*Requirements*
Copy each line that contains the string "Properties".

*Entries shown*
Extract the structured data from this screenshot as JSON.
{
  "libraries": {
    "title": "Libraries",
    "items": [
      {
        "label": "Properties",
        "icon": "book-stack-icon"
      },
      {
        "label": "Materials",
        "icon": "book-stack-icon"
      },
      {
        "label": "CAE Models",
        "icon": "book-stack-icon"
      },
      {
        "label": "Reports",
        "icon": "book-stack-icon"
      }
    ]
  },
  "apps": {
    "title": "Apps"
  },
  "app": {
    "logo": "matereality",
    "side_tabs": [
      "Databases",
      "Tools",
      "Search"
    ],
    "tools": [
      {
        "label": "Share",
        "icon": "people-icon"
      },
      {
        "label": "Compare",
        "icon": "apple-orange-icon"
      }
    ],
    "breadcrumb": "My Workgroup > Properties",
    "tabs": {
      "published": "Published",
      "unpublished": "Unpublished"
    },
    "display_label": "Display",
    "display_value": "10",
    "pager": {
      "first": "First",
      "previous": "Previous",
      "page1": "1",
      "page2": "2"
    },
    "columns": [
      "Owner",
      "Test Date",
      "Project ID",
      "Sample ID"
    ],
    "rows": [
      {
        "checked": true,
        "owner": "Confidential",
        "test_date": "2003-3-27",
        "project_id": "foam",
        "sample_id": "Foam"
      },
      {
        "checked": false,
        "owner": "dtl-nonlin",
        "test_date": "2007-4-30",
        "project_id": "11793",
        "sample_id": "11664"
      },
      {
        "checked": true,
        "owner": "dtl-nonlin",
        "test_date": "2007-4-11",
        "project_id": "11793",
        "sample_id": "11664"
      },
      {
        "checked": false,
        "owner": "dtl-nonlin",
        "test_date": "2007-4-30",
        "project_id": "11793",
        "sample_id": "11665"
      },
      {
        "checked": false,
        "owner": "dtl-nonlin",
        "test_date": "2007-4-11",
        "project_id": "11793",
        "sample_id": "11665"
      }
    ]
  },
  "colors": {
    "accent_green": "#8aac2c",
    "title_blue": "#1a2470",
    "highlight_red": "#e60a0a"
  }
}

*Written response*
        "label": "Properties",
    "breadcrumb": "My Workgroup > Properties",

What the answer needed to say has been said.